[PROBLEM DETAILS]: Set down each entry from the block beneath, exactly as written.

--- EXTRACTED ENTRIES ---

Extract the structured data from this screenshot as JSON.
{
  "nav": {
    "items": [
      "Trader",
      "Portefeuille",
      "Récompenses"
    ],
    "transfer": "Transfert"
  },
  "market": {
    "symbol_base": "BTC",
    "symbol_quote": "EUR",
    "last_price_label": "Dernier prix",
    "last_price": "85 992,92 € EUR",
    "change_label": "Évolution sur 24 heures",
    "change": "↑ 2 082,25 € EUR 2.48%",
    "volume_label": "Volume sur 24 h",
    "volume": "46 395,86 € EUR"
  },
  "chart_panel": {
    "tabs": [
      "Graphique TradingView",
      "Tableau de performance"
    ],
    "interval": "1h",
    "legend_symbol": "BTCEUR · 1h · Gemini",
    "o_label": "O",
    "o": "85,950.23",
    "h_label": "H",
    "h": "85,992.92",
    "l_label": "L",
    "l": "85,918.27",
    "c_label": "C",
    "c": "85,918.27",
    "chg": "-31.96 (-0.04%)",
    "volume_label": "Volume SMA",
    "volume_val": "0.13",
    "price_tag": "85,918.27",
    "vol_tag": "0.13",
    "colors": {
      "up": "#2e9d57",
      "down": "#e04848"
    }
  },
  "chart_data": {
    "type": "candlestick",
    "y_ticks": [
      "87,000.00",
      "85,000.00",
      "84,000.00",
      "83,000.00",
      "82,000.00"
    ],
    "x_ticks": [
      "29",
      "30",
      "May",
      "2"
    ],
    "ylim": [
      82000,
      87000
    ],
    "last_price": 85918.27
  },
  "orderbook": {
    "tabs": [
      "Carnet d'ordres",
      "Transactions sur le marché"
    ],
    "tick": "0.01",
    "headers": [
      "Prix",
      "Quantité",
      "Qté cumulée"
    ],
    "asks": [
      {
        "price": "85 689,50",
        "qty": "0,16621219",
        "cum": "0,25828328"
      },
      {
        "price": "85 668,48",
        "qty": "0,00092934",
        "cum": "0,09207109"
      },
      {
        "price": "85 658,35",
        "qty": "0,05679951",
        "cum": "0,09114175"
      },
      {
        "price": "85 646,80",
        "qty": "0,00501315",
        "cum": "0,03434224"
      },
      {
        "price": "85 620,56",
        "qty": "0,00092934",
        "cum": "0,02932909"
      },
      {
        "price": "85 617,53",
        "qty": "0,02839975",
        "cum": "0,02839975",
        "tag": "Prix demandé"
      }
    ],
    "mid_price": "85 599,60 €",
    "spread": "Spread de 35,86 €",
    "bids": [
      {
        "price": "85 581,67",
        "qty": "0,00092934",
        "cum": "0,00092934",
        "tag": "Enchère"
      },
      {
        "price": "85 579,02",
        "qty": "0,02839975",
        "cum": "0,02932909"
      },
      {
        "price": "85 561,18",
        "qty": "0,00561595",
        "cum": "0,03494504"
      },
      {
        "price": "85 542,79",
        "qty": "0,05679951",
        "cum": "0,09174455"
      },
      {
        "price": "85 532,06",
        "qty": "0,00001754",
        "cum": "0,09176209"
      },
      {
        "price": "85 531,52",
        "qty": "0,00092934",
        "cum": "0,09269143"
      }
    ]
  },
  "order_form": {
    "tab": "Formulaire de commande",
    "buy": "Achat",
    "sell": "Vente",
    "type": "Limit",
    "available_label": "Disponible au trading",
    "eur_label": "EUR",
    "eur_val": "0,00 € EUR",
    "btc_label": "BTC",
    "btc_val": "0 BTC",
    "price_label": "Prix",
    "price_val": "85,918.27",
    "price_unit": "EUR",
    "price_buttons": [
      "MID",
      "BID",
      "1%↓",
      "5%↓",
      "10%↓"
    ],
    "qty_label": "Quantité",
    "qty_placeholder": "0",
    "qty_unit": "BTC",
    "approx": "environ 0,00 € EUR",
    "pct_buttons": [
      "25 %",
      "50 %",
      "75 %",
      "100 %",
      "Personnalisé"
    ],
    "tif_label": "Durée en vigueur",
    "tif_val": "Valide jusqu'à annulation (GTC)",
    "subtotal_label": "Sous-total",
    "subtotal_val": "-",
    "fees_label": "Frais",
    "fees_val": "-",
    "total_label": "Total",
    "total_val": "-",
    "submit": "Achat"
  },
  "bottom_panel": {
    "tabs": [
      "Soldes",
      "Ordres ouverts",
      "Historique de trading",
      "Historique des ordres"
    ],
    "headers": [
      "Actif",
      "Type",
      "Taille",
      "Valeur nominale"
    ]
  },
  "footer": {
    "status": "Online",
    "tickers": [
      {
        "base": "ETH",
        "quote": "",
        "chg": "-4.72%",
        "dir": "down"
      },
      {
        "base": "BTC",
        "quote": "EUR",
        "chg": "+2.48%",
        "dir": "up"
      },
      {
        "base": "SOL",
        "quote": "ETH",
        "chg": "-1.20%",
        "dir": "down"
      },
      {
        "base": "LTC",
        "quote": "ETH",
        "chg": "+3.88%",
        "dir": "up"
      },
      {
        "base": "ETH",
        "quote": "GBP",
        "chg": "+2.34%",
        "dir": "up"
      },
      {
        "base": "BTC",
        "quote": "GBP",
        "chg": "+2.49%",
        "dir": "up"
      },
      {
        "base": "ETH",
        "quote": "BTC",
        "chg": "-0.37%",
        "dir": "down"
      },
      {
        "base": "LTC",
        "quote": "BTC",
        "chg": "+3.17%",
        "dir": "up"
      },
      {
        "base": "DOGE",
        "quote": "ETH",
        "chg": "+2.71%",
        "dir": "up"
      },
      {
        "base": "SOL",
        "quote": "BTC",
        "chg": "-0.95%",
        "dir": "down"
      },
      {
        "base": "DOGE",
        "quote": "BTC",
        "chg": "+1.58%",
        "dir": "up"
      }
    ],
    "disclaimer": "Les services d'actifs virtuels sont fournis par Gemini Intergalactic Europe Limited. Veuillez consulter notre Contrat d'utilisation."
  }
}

---

[IN RESPONSE]:
Extract the structured data from this screenshot as JSON.
{
  "nav": {
    "items": [
      "Trader",
      "Portefeuille",
      "Récompenses"
    ],
    "transfer": "Transfert"
  },
  "market": {
    "symbol_base": "BTC",
    "symbol_quote": "EUR",
    "last_price_label": "Dernier prix",
    "last_price": "85 992,92 € EUR",
    "change_label": "Évolution sur 24 heures",
    "change": "↑ 2 082,25 € EUR 2.48%",
    "volume_label": "Volume sur 24 h",
    "volume": "46 395,86 € EUR"
  },
  "chart_panel": {
    "tabs": [
      "Graphique TradingView",
      "Tableau de performance"
    ],
    "interval": "1h",
    "legend_symbol": "BTCEUR · 1h · Gemini",
    "o_label": "O",
    "o": "85,950.23",
    "h_label": "H",
    "h": "85,992.92",
    "l_label": "L",
    "l": "85,918.27",
    "c_label": "C",
    "c": "85,918.27",
    "chg": "-31.96 (-0.04%)",
    "volume_label": "Volume SMA",
    "volume_val": "0.13",
    "price_tag": "85,918.27",
    "vol_tag": "0.13",
    "colors": {
      "up": "#2e9d57",
      "down": "#e04848"
    }
  },
  "chart_data": {
    "type": "candlestick",
    "y_ticks": [
      "87,000.00",
      "85,000.00",
      "84,000.00",
      "83,000.00",
      "82,000.00"
    ],
    "x_ticks": [
      "29",
      "30",
      "May",
      "2"
    ],
    "ylim": [
      82000,
      87000
    ],
    "last_price": 85918.27
  },
  "orderbook": {
    "tabs": [
      "Carnet d'ordres",
      "Transactions sur le marché"
    ],
    "tick": "0.01",
    "headers": [
      "Prix",
      "Quantité",
      "Qté cumulée"
    ],
    "asks": [
      {
        "price": "85 689,50",
        "qty": "0,16621219",
        "cum": "0,25828328"
      },
      {
        "price": "85 668,48",
        "qty": "0,00092934",
        "cum": "0,09207109"
      },
      {
        "price": "85 658,35",
        "qty": "0,05679951",
        "cum": "0,09114175"
      },
      {
        "price": "85 646,80",
        "qty": "0,00501315",
        "cum": "0,03434224"
      },
      {
        "price": "85 620,56",
        "qty": "0,00092934",
        "cum": "0,02932909"
      },
      {
        "price": "85 617,53",
        "qty": "0,02839975",
        "cum": "0,02839975",
        "tag": "Prix demandé"
      }
    ],
    "mid_price": "85 599,60 €",
    "spread": "Spread de 35,86 €",
    "bids": [
      {
        "price": "85 581,67",
        "qty": "0,00092934",
        "cum": "0,00092934",
        "tag": "Enchère"
      },
      {
        "price": "85 579,02",
        "qty": "0,02839975",
        "cum": "0,02932909"
      },
      {
        "price": "85 561,18",
        "qty": "0,00561595",
        "cum": "0,03494504"
      },
      {
        "price": "85 542,79",
        "qty": "0,05679951",
        "cum": "0,09174455"
      },
      {
        "price": "85 532,06",
        "qty": "0,00001754",
        "cum": "0,09176209"
      },
      {
        "price": "85 531,52",
        "qty": "0,00092934",
        "cum": "0,09269143"
      }
    ]
  },
  "order_form": {
    "tab": "Formulaire de commande",
    "buy": "Achat",
    "sell": "Vente",
    "type": "Limit",
    "available_label": "Disponible au trading",
    "eur_label": "EUR",
    "eur_val": "0,00 € EUR",
    "btc_label": "BTC",
    "btc_val": "0 BTC",
    "price_label": "Prix",
    "price_val": "85,918.27",
    "price_unit": "EUR",
    "price_buttons": [
      "MID",
      "BID",
      "1%↓",
      "5%↓",
      "10%↓"
    ],
    "qty_label": "Quantité",
    "qty_placeholder": "0",
    "qty_unit": "BTC",
    "approx": "environ 0,00 € EUR",
    "pct_buttons": [
      "25 %",
      "50 %",
      "75 %",
      "100 %",
      "Personnalisé"
    ],
    "tif_label": "Durée en vigueur",
    "tif_val": "Valide jusqu'à annulation (GTC)",
    "subtotal_label": "Sous-total",
    "subtotal_val": "-",
    "fees_label": "Frais",
    "fees_val": "-",
    "total_label": "Total",
    "total_val": "-",
    "submit": "Achat"
  },
  "bottom_panel": {
    "tabs": [
      "Soldes",
      "Ordres ouverts",
      "Historique de trading",
      "Historique des ordres"
    ],
    "headers": [
      "Actif",
      "Type",
      "Taille",
      "Valeur nominale"
    ]
  },
  "footer": {
    "status": "Online",
    "tickers": [
      {
        "base": "ETH",
        "quote": "",
        "chg": "-4.72%",
        "dir": "down"
      },
      {
        "base": "BTC",
        "quote": "EUR",
        "chg": "+2.48%",
        "dir": "up"
      },
      {
        "base": "SOL",
        "quote": "ETH",
        "chg": "-1.20%",
        "dir": "down"
      },
      {
        "base": "LTC",
        "quote": "ETH",
        "chg": "+3.88%",
        "dir": "up"
      },
      {
        "base": "ETH",
        "quote": "GBP",
        "chg": "+2.34%",
        "dir": "up"
      },
      {
        "base": "BTC",
        "quote": "GBP",
        "chg": "+2.49%",
        "dir": "up"
      },
      {
        "base": "ETH",
        "quote": "BTC",
        "chg": "-0.37%",
        "dir": "down"
      },
      {
        "base": "LTC",
        "quote": "BTC",
        "chg": "+3.17%",
        "dir": "up"
      },
      {
        "base": "DOGE",
        "quote": "ETH",
        "chg": "+2.71%",
        "dir": "up"
      },
      {
        "base": "SOL",
        "quote": "BTC",
        "chg": "-0.95%",
        "dir": "down"
      },
      {
        "base": "DOGE",
        "quote": "BTC",
        "chg": "+1.58%",
        "dir": "up"
      }
    ],
    "disclaimer": "Les services d'actifs virtuels sont fournis par Gemini Intergalactic Europe Limited. Veuillez consulter notre Contrat d'utilisation."
  }
}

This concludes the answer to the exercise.